• DESCRIPTION OF THE TASK: Retype the records below exactly as they appear, but leave out any pictures.

• Records excerpted from a collection:
============
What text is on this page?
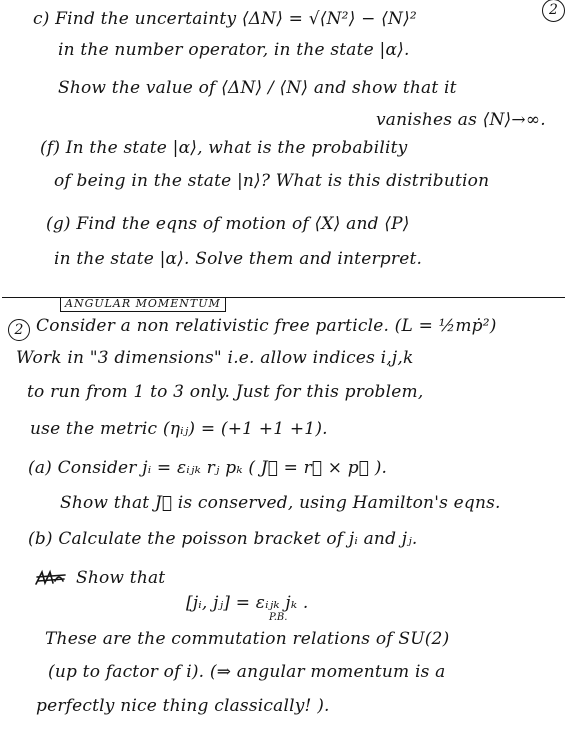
2
c) Find the uncertainty ⟨ΔN⟩ = √⟨N²⟩ − ⟨N⟩²
in the number operator, in the state |α⟩.
Show the value of ⟨ΔN⟩ / ⟨N⟩ and show that it
vanishes as ⟨N⟩→∞.
(f) In the state |α⟩, what is the probability
of being in the state |n⟩? What is this distribution
(g) Find the eqns of motion of ⟨X⟩ and ⟨P⟩
in the state |α⟩. Solve them and interpret.
ANGULAR MOMENTUM
2 Consider a non relativistic free particle. (L = ½mṗ²)
Work in "3 dimensions" i.e. allow indices i,j,k
to run from 1 to 3 only. Just for this problem,
use the metric (ηᵢⱼ) = (+1 +1 +1).
(a) Consider jᵢ = εᵢⱼₖ rⱼ pₖ ( J⃗ = r⃗ × p⃗ ).
Show that J⃗ is conserved, using Hamilton's eqns.
(b) Calculate the poisson bracket of jᵢ and jⱼ.
Show that
[jᵢ, jⱼ] = εᵢⱼₖ jₖ .
P.B.
These are the commutation relations of SU(2)
(up to factor of i). (⇒ angular momentum is a
perfectly nice thing classically! ).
============
• COMPLETE OUTPUT:
What text is on this page?
2
c) Find the uncertainty ⟨ΔN⟩ = √⟨N²⟩ − ⟨N⟩²
in the number operator, in the state |α⟩.
Show the value of ⟨ΔN⟩ / ⟨N⟩ and show that it
vanishes as ⟨N⟩→∞.
(f) In the state |α⟩, what is the probability
of being in the state |n⟩? What is this distribution
(g) Find the eqns of motion of ⟨X⟩ and ⟨P⟩
in the state |α⟩. Solve them and interpret.
ANGULAR MOMENTUM
2 Consider a non relativistic free particle. (L = ½mṗ²)
Work in "3 dimensions" i.e. allow indices i,j,k
to run from 1 to 3 only. Just for this problem,
use the metric (ηᵢⱼ) = (+1 +1 +1).
(a) Consider jᵢ = εᵢⱼₖ rⱼ pₖ ( J⃗ = r⃗ × p⃗ ).
Show that J⃗ is conserved, using Hamilton's eqns.
(b) Calculate the poisson bracket of jᵢ and jⱼ.
Show that
[jᵢ, jⱼ] = εᵢⱼₖ jₖ .
P.B.
These are the commutation relations of SU(2)
(up to factor of i). (⇒ angular momentum is a
perfectly nice thing classically! ).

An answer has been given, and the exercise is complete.